*Task description*
Reproduce the listing word for word, leaving every picture behind.

*Dataset rows*
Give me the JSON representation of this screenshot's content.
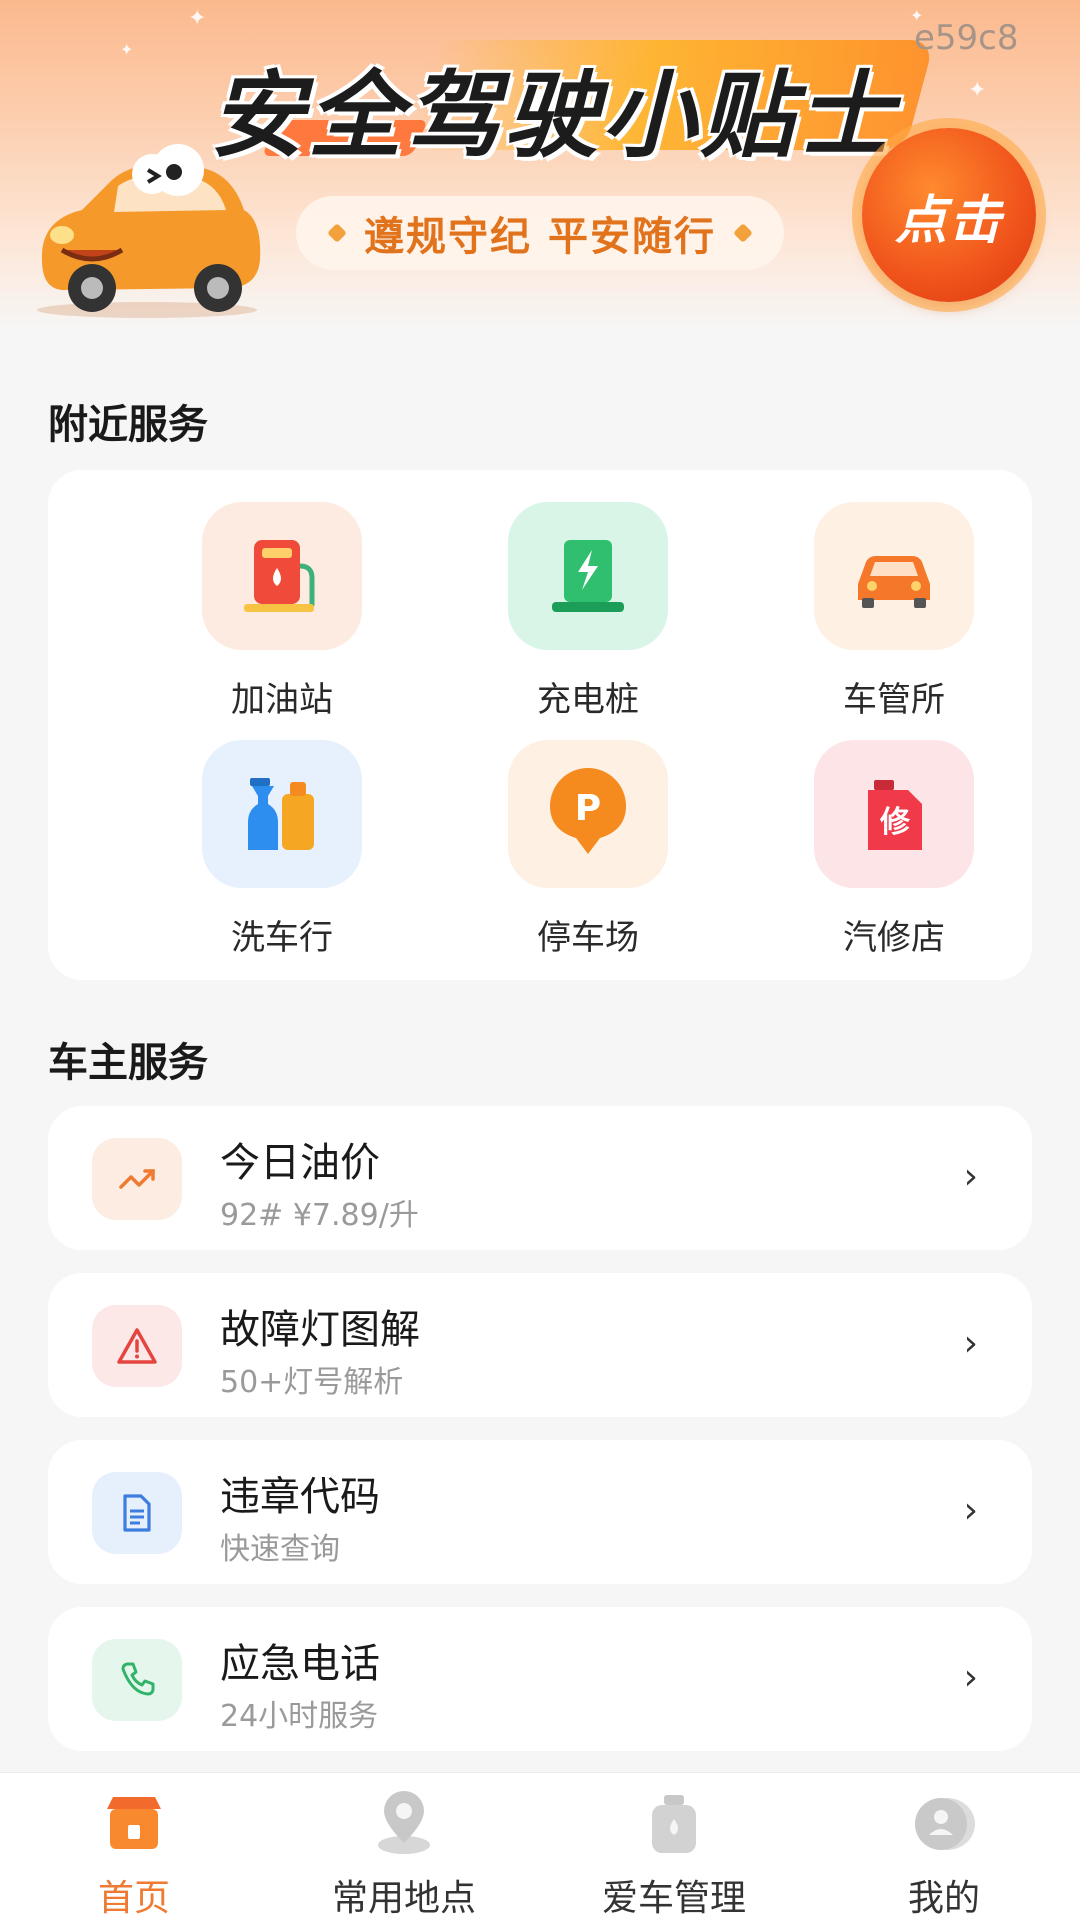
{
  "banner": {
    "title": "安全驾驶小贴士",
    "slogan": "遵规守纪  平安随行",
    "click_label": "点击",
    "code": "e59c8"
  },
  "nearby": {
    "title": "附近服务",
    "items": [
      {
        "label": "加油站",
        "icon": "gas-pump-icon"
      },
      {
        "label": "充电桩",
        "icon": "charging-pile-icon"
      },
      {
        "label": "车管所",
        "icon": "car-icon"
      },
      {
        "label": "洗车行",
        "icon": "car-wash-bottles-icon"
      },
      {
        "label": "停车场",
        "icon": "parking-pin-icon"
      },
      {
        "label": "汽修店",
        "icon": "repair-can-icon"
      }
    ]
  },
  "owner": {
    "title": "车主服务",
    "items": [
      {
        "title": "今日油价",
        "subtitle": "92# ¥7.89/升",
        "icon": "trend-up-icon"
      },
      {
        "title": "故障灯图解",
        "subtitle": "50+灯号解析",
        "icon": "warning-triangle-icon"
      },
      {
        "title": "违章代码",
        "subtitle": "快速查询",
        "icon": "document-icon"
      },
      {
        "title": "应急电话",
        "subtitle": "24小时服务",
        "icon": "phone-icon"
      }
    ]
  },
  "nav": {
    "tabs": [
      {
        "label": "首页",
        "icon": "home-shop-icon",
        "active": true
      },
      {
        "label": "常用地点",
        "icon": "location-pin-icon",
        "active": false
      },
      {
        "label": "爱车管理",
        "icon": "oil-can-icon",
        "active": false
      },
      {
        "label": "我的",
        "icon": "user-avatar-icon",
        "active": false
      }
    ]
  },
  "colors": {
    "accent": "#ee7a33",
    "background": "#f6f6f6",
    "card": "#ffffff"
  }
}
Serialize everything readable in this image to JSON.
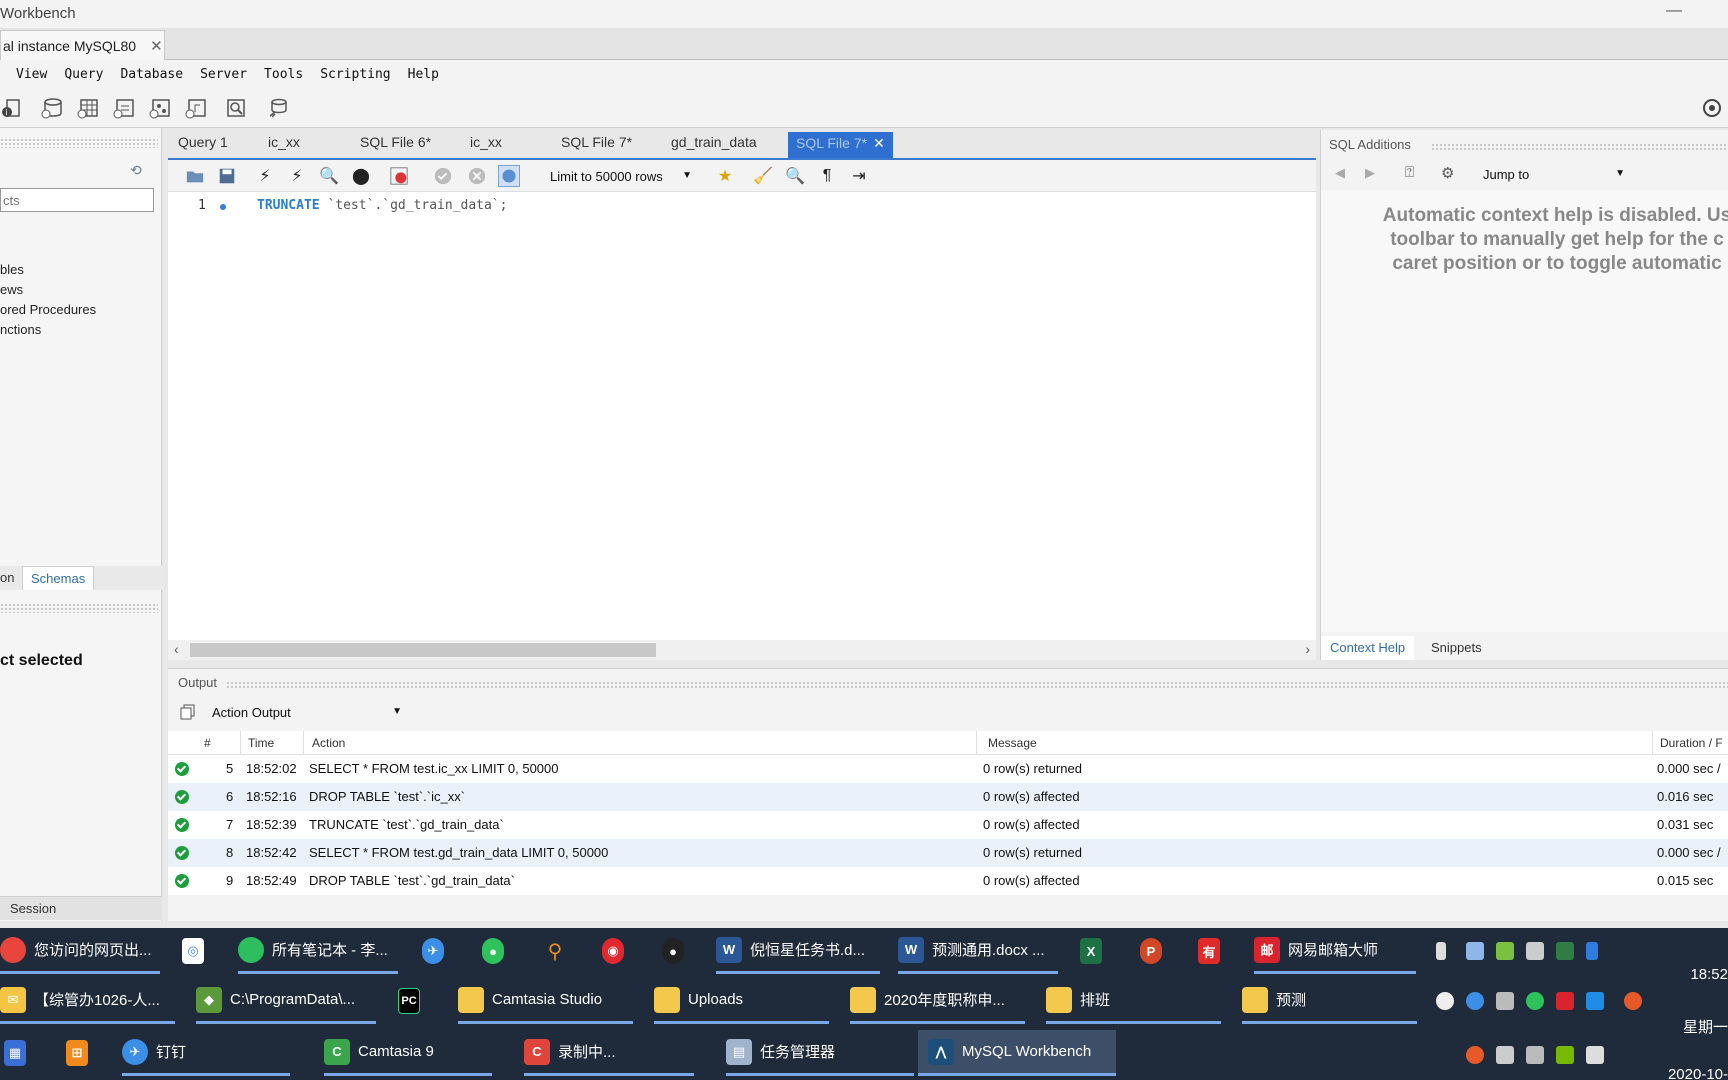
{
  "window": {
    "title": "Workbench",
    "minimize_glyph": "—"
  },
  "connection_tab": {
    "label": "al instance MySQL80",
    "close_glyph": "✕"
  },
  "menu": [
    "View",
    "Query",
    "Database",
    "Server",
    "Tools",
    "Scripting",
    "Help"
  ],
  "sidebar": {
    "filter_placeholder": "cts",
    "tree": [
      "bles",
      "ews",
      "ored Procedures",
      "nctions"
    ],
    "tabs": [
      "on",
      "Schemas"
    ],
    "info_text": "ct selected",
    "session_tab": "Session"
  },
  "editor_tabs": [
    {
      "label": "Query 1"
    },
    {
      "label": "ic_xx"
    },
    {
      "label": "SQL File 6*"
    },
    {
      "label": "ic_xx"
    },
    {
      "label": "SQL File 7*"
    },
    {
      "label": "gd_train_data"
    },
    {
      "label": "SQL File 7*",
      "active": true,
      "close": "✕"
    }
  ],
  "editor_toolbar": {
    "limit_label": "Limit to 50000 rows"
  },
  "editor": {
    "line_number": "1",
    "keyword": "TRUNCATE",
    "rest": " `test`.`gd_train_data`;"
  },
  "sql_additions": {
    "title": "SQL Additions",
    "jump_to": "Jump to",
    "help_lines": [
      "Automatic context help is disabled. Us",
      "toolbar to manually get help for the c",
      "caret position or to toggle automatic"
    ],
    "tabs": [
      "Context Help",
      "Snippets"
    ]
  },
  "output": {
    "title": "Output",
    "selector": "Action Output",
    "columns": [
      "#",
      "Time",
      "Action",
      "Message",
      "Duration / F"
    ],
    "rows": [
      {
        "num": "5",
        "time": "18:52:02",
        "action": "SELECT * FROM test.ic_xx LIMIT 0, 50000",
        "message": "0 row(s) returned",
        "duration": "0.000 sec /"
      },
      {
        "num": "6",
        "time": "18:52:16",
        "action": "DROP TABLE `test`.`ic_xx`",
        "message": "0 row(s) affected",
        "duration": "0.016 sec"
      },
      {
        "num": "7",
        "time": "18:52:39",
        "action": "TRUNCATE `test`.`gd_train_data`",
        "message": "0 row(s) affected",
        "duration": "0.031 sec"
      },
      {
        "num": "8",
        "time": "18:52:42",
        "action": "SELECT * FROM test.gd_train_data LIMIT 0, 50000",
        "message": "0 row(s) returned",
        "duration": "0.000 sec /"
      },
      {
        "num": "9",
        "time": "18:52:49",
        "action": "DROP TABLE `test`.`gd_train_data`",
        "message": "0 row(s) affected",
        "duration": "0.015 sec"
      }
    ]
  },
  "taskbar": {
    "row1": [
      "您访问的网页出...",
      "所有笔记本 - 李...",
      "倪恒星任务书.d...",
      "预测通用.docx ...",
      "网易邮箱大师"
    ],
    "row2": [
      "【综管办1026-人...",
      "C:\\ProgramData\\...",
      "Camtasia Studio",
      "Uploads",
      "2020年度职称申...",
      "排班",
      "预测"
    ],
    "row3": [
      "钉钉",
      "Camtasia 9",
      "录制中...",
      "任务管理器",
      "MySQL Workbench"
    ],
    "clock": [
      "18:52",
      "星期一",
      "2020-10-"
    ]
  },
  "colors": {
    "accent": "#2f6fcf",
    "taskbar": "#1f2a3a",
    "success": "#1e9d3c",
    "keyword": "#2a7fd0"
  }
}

*Result*
Give me the JSON representation of this screenshot's content.
{
  "banner": {
    "title": "安全驾驶小贴士",
    "slogan": "遵规守纪  平安随行",
    "click_label": "点击",
    "code": "e59c8"
  },
  "nearby": {
    "title": "附近服务",
    "items": [
      {
        "label": "加油站",
        "icon": "gas-pump-icon"
      },
      {
        "label": "充电桩",
        "icon": "charging-pile-icon"
      },
      {
        "label": "车管所",
        "icon": "car-icon"
      },
      {
        "label": "洗车行",
        "icon": "car-wash-bottles-icon"
      },
      {
        "label": "停车场",
        "icon": "parking-pin-icon"
      },
      {
        "label": "汽修店",
        "icon": "repair-can-icon"
      }
    ]
  },
  "owner": {
    "title": "车主服务",
    "items": [
      {
        "title": "今日油价",
        "subtitle": "92# ¥7.89/升",
        "icon": "trend-up-icon"
      },
      {
        "title": "故障灯图解",
        "subtitle": "50+灯号解析",
        "icon": "warning-triangle-icon"
      },
      {
        "title": "违章代码",
        "subtitle": "快速查询",
        "icon": "document-icon"
      },
      {
        "title": "应急电话",
        "subtitle": "24小时服务",
        "icon": "phone-icon"
      }
    ]
  },
  "nav": {
    "tabs": [
      {
        "label": "首页",
        "icon": "home-shop-icon",
        "active": true
      },
      {
        "label": "常用地点",
        "icon": "location-pin-icon",
        "active": false
      },
      {
        "label": "爱车管理",
        "icon": "oil-can-icon",
        "active": false
      },
      {
        "label": "我的",
        "icon": "user-avatar-icon",
        "active": false
      }
    ]
  },
  "colors": {
    "accent": "#ee7a33",
    "background": "#f6f6f6",
    "card": "#ffffff"
  }
}
Serialize everything readable in this image to JSON.
{
  "window": {
    "title": "Workbench",
    "minimize_glyph": "—"
  },
  "connection_tab": {
    "label": "al instance MySQL80",
    "close_glyph": "✕"
  },
  "menu": [
    "View",
    "Query",
    "Database",
    "Server",
    "Tools",
    "Scripting",
    "Help"
  ],
  "sidebar": {
    "filter_placeholder": "cts",
    "tree": [
      "bles",
      "ews",
      "ored Procedures",
      "nctions"
    ],
    "tabs": [
      "on",
      "Schemas"
    ],
    "info_text": "ct selected",
    "session_tab": "Session"
  },
  "editor_tabs": [
    {
      "label": "Query 1"
    },
    {
      "label": "ic_xx"
    },
    {
      "label": "SQL File 6*"
    },
    {
      "label": "ic_xx"
    },
    {
      "label": "SQL File 7*"
    },
    {
      "label": "gd_train_data"
    },
    {
      "label": "SQL File 7*",
      "active": true,
      "close": "✕"
    }
  ],
  "editor_toolbar": {
    "limit_label": "Limit to 50000 rows"
  },
  "editor": {
    "line_number": "1",
    "keyword": "TRUNCATE",
    "rest": " `test`.`gd_train_data`;"
  },
  "sql_additions": {
    "title": "SQL Additions",
    "jump_to": "Jump to",
    "help_lines": [
      "Automatic context help is disabled. Us",
      "toolbar to manually get help for the c",
      "caret position or to toggle automatic"
    ],
    "tabs": [
      "Context Help",
      "Snippets"
    ]
  },
  "output": {
    "title": "Output",
    "selector": "Action Output",
    "columns": [
      "#",
      "Time",
      "Action",
      "Message",
      "Duration / F"
    ],
    "rows": [
      {
        "num": "5",
        "time": "18:52:02",
        "action": "SELECT * FROM test.ic_xx LIMIT 0, 50000",
        "message": "0 row(s) returned",
        "duration": "0.000 sec /"
      },
      {
        "num": "6",
        "time": "18:52:16",
        "action": "DROP TABLE `test`.`ic_xx`",
        "message": "0 row(s) affected",
        "duration": "0.016 sec"
      },
      {
        "num": "7",
        "time": "18:52:39",
        "action": "TRUNCATE `test`.`gd_train_data`",
        "message": "0 row(s) affected",
        "duration": "0.031 sec"
      },
      {
        "num": "8",
        "time": "18:52:42",
        "action": "SELECT * FROM test.gd_train_data LIMIT 0, 50000",
        "message": "0 row(s) returned",
        "duration": "0.000 sec /"
      },
      {
        "num": "9",
        "time": "18:52:49",
        "action": "DROP TABLE `test`.`gd_train_data`",
        "message": "0 row(s) affected",
        "duration": "0.015 sec"
      }
    ]
  },
  "taskbar": {
    "row1": [
      "您访问的网页出...",
      "所有笔记本 - 李...",
      "倪恒星任务书.d...",
      "预测通用.docx ...",
      "网易邮箱大师"
    ],
    "row2": [
      "【综管办1026-人...",
      "C:\\ProgramData\\...",
      "Camtasia Studio",
      "Uploads",
      "2020年度职称申...",
      "排班",
      "预测"
    ],
    "row3": [
      "钉钉",
      "Camtasia 9",
      "录制中...",
      "任务管理器",
      "MySQL Workbench"
    ],
    "clock": [
      "18:52",
      "星期一",
      "2020-10-"
    ]
  },
  "colors": {
    "accent": "#2f6fcf",
    "taskbar": "#1f2a3a",
    "success": "#1e9d3c",
    "keyword": "#2a7fd0"
  }
}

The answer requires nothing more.